**CHALLENGE**
Output all of the records exactly as written.

=== LISTING ===

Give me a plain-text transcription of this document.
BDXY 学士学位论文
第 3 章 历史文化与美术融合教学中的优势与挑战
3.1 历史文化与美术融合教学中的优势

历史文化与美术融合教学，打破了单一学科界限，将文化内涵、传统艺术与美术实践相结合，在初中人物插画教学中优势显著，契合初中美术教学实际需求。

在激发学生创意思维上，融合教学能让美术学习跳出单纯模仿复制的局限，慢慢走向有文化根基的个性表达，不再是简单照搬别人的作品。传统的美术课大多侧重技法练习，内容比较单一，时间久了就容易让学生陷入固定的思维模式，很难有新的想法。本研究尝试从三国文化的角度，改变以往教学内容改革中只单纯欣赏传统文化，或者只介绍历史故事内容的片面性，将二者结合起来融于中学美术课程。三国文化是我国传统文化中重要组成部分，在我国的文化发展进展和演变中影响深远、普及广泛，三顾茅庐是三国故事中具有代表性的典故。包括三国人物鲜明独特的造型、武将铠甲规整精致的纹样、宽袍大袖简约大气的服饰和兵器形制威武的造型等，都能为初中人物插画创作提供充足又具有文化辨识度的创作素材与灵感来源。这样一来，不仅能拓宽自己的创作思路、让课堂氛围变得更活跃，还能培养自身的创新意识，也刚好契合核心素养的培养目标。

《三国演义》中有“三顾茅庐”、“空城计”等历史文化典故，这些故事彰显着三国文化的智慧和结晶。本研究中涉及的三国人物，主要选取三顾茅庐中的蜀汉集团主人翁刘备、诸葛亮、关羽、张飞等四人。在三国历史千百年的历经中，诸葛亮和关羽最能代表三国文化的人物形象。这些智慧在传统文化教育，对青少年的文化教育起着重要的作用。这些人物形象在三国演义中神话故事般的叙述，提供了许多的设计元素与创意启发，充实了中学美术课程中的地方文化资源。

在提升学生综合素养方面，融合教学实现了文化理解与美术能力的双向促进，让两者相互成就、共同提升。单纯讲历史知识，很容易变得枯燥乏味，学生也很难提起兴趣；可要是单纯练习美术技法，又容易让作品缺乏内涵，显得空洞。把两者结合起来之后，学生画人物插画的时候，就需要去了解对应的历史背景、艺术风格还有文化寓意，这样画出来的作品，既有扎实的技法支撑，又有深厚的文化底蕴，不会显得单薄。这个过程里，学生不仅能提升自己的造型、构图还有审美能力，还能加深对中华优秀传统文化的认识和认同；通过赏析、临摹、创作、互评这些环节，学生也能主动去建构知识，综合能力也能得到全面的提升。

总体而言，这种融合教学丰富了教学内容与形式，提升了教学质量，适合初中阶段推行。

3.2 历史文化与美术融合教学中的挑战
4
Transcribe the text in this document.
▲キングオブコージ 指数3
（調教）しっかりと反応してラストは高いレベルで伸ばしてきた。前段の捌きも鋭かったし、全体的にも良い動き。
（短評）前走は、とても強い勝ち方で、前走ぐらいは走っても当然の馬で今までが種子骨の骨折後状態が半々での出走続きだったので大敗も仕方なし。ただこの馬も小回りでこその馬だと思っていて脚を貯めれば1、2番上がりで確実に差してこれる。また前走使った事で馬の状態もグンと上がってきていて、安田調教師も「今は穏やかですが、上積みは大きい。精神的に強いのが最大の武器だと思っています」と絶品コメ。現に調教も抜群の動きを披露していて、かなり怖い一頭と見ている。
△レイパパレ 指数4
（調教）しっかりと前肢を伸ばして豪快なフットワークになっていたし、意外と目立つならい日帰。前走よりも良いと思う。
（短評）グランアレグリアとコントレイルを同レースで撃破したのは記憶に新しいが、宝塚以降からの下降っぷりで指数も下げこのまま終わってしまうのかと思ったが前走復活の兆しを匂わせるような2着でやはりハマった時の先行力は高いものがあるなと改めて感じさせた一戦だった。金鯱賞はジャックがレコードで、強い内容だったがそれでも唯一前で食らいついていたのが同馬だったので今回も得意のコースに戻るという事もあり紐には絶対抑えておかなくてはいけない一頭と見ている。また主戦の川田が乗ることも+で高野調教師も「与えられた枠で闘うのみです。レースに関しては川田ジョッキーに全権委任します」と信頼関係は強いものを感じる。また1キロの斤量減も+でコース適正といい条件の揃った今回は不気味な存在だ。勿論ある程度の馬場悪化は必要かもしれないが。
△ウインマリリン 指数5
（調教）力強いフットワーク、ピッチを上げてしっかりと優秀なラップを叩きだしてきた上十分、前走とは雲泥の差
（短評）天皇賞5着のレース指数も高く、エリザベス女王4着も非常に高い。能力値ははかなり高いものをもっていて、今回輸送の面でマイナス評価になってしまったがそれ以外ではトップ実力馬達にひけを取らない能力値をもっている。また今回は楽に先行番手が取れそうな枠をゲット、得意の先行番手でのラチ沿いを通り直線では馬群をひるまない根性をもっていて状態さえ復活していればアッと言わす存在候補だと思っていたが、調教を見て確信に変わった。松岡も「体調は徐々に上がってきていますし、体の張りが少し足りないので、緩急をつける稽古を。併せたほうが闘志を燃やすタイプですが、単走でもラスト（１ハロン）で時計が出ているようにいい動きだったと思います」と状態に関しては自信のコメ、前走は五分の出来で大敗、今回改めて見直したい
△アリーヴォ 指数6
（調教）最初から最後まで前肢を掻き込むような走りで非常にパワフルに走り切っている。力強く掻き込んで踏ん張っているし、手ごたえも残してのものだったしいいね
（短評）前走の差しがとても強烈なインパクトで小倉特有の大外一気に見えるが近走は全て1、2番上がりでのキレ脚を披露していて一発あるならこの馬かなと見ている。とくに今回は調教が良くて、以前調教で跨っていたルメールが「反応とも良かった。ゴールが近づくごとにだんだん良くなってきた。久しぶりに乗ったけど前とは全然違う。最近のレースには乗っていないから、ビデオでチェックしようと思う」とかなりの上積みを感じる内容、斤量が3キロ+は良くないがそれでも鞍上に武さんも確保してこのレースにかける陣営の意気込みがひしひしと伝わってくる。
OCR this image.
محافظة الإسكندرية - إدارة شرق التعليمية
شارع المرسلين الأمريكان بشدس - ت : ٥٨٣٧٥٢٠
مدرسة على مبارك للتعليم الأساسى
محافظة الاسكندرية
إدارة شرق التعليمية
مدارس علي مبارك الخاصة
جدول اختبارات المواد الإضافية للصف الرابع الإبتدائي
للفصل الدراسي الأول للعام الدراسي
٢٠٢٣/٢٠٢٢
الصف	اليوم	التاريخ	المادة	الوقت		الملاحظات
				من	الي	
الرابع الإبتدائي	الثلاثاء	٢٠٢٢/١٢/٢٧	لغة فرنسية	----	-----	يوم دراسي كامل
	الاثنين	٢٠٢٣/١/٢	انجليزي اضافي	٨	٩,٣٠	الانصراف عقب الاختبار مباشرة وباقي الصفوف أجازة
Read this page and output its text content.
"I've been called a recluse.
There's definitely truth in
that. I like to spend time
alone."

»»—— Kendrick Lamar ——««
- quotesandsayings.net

===

**CORRECT RESULT**
Give me a plain-text transcription of this document.
BDXY 学士学位论文
第 3 章 历史文化与美术融合教学中的优势与挑战
3.1 历史文化与美术融合教学中的优势

历史文化与美术融合教学，打破了单一学科界限，将文化内涵、传统艺术与美术实践相结合，在初中人物插画教学中优势显著，契合初中美术教学实际需求。

在激发学生创意思维上，融合教学能让美术学习跳出单纯模仿复制的局限，慢慢走向有文化根基的个性表达，不再是简单照搬别人的作品。传统的美术课大多侧重技法练习，内容比较单一，时间久了就容易让学生陷入固定的思维模式，很难有新的想法。本研究尝试从三国文化的角度，改变以往教学内容改革中只单纯欣赏传统文化，或者只介绍历史故事内容的片面性，将二者结合起来融于中学美术课程。三国文化是我国传统文化中重要组成部分，在我国的文化发展进展和演变中影响深远、普及广泛，三顾茅庐是三国故事中具有代表性的典故。包括三国人物鲜明独特的造型、武将铠甲规整精致的纹样、宽袍大袖简约大气的服饰和兵器形制威武的造型等，都能为初中人物插画创作提供充足又具有文化辨识度的创作素材与灵感来源。这样一来，不仅能拓宽自己的创作思路、让课堂氛围变得更活跃，还能培养自身的创新意识，也刚好契合核心素养的培养目标。

《三国演义》中有“三顾茅庐”、“空城计”等历史文化典故，这些故事彰显着三国文化的智慧和结晶。本研究中涉及的三国人物，主要选取三顾茅庐中的蜀汉集团主人翁刘备、诸葛亮、关羽、张飞等四人。在三国历史千百年的历经中，诸葛亮和关羽最能代表三国文化的人物形象。这些智慧在传统文化教育，对青少年的文化教育起着重要的作用。这些人物形象在三国演义中神话故事般的叙述，提供了许多的设计元素与创意启发，充实了中学美术课程中的地方文化资源。

在提升学生综合素养方面，融合教学实现了文化理解与美术能力的双向促进，让两者相互成就、共同提升。单纯讲历史知识，很容易变得枯燥乏味，学生也很难提起兴趣；可要是单纯练习美术技法，又容易让作品缺乏内涵，显得空洞。把两者结合起来之后，学生画人物插画的时候，就需要去了解对应的历史背景、艺术风格还有文化寓意，这样画出来的作品，既有扎实的技法支撑，又有深厚的文化底蕴，不会显得单薄。这个过程里，学生不仅能提升自己的造型、构图还有审美能力，还能加深对中华优秀传统文化的认识和认同；通过赏析、临摹、创作、互评这些环节，学生也能主动去建构知识，综合能力也能得到全面的提升。

总体而言，这种融合教学丰富了教学内容与形式，提升了教学质量，适合初中阶段推行。

3.2 历史文化与美术融合教学中的挑战
4
Transcribe the text in this document.
▲キングオブコージ 指数3
（調教）しっかりと反応してラストは高いレベルで伸ばしてきた。前段の捌きも鋭かったし、全体的にも良い動き。
（短評）前走は、とても強い勝ち方で、前走ぐらいは走っても当然の馬で今までが種子骨の骨折後状態が半々での出走続きだったので大敗も仕方なし。ただこの馬も小回りでこその馬だと思っていて脚を貯めれば1、2番上がりで確実に差してこれる。また前走使った事で馬の状態もグンと上がってきていて、安田調教師も「今は穏やかですが、上積みは大きい。精神的に強いのが最大の武器だと思っています」と絶品コメ。現に調教も抜群の動きを披露していて、かなり怖い一頭と見ている。
△レイパパレ 指数4
（調教）しっかりと前肢を伸ばして豪快なフットワークになっていたし、意外と目立つならい日帰。前走よりも良いと思う。
（短評）グランアレグリアとコントレイルを同レースで撃破したのは記憶に新しいが、宝塚以降からの下降っぷりで指数も下げこのまま終わってしまうのかと思ったが前走復活の兆しを匂わせるような2着でやはりハマった時の先行力は高いものがあるなと改めて感じさせた一戦だった。金鯱賞はジャックがレコードで、強い内容だったがそれでも唯一前で食らいついていたのが同馬だったので今回も得意のコースに戻るという事もあり紐には絶対抑えておかなくてはいけない一頭と見ている。また主戦の川田が乗ることも+で高野調教師も「与えられた枠で闘うのみです。レースに関しては川田ジョッキーに全権委任します」と信頼関係は強いものを感じる。また1キロの斤量減も+でコース適正といい条件の揃った今回は不気味な存在だ。勿論ある程度の馬場悪化は必要かもしれないが。
△ウインマリリン 指数5
（調教）力強いフットワーク、ピッチを上げてしっかりと優秀なラップを叩きだしてきた上十分、前走とは雲泥の差
（短評）天皇賞5着のレース指数も高く、エリザベス女王4着も非常に高い。能力値ははかなり高いものをもっていて、今回輸送の面でマイナス評価になってしまったがそれ以外ではトップ実力馬達にひけを取らない能力値をもっている。また今回は楽に先行番手が取れそうな枠をゲット、得意の先行番手でのラチ沿いを通り直線では馬群をひるまない根性をもっていて状態さえ復活していればアッと言わす存在候補だと思っていたが、調教を見て確信に変わった。松岡も「体調は徐々に上がってきていますし、体の張りが少し足りないので、緩急をつける稽古を。併せたほうが闘志を燃やすタイプですが、単走でもラスト（１ハロン）で時計が出ているようにいい動きだったと思います」と状態に関しては自信のコメ、前走は五分の出来で大敗、今回改めて見直したい
△アリーヴォ 指数6
（調教）最初から最後まで前肢を掻き込むような走りで非常にパワフルに走り切っている。力強く掻き込んで踏ん張っているし、手ごたえも残してのものだったしいいね
（短評）前走の差しがとても強烈なインパクトで小倉特有の大外一気に見えるが近走は全て1、2番上がりでのキレ脚を披露していて一発あるならこの馬かなと見ている。とくに今回は調教が良くて、以前調教で跨っていたルメールが「反応とも良かった。ゴールが近づくごとにだんだん良くなってきた。久しぶりに乗ったけど前とは全然違う。最近のレースには乗っていないから、ビデオでチェックしようと思う」とかなりの上積みを感じる内容、斤量が3キロ+は良くないがそれでも鞍上に武さんも確保してこのレースにかける陣営の意気込みがひしひしと伝わってくる。
OCR this image.
محافظة الإسكندرية - إدارة شرق التعليمية
شارع المرسلين الأمريكان بشدس - ت : ٥٨٣٧٥٢٠
مدرسة على مبارك للتعليم الأساسى
محافظة الاسكندرية
إدارة شرق التعليمية
مدارس علي مبارك الخاصة
جدول اختبارات المواد الإضافية للصف الرابع الإبتدائي
للفصل الدراسي الأول للعام الدراسي
٢٠٢٣/٢٠٢٢
الصف	اليوم	التاريخ	المادة	الوقت		الملاحظات
				من	الي	
الرابع الإبتدائي	الثلاثاء	٢٠٢٢/١٢/٢٧	لغة فرنسية	----	-----	يوم دراسي كامل
	الاثنين	٢٠٢٣/١/٢	انجليزي اضافي	٨	٩,٣٠	الانصراف عقب الاختبار مباشرة وباقي الصفوف أجازة
Read this page and output its text content.
"I've been called a recluse.
There's definitely truth in
that. I like to spend time
alone."

»»—— Kendrick Lamar ——««
- quotesandsayings.net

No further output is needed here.